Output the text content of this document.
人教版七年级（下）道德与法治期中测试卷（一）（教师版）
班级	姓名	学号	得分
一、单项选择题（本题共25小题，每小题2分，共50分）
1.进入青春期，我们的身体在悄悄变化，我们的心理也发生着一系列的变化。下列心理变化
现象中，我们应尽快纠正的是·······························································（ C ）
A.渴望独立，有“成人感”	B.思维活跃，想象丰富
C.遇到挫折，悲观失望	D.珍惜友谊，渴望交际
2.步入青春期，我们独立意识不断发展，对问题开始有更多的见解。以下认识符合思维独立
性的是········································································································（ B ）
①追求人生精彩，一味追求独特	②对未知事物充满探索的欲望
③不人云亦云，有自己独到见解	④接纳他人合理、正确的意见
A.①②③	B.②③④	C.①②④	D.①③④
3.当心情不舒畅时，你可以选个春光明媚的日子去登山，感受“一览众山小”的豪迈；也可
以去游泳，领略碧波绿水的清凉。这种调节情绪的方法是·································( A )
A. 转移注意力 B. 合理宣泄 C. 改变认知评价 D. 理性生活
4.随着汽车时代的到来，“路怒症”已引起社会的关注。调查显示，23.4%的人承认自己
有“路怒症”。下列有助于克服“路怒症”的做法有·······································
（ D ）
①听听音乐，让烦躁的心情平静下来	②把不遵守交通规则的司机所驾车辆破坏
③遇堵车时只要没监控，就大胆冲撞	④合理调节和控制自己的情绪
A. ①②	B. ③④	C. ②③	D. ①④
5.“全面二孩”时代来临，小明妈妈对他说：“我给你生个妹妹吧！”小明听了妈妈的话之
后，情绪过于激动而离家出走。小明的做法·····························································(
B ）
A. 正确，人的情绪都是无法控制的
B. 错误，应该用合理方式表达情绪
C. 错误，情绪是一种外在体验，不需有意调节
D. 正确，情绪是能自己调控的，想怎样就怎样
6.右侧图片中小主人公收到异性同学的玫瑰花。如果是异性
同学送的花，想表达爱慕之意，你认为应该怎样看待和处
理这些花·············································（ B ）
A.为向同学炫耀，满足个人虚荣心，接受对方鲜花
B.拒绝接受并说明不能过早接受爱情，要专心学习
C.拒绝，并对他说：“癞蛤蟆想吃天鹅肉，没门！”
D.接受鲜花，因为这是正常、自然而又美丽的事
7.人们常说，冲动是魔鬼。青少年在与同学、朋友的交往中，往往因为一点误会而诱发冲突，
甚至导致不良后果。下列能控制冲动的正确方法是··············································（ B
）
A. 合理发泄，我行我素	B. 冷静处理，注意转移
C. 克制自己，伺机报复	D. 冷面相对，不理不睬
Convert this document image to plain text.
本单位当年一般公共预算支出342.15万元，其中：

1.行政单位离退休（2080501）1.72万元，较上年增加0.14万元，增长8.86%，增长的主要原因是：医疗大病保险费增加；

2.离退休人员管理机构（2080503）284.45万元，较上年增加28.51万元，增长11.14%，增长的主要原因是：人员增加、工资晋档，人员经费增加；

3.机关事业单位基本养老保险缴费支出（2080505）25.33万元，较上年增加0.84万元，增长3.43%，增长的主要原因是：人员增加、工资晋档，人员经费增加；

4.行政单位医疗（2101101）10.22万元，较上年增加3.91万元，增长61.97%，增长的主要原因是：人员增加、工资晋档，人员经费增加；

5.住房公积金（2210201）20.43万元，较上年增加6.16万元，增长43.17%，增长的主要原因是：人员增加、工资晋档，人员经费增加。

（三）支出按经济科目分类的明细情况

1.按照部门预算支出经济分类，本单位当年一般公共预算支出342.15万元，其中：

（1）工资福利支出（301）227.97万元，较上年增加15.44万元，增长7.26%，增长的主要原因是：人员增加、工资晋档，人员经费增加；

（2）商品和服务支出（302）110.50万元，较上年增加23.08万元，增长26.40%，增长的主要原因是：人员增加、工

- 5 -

**CHALLENGE**
Locate the word "人员经费增加" in the records and collect each line it appears in.

**CORRECT RESULT**
2.离退休人员管理机构（2080503）284.45万元，较上年增加28.51万元，增长11.14%，增长的主要原因是：人员增加、工资晋档，人员经费增加；
3.机关事业单位基本养老保险缴费支出（2080505）25.33万元，较上年增加0.84万元，增长3.43%，增长的主要原因是：人员增加、工资晋档，人员经费增加；
4.行政单位医疗（2101101）10.22万元，较上年增加3.91万元，增长61.97%，增长的主要原因是：人员增加、工资晋档，人员经费增加；
5.住房公积金（2210201）20.43万元，较上年增加6.16万元，增长43.17%，增长的主要原因是：人员增加、工资晋档，人员经费增加。
（1）工资福利支出（301）227.97万元，较上年增加15.44万元，增长7.26%，增长的主要原因是：人员增加、工资晋档，人员经费增加；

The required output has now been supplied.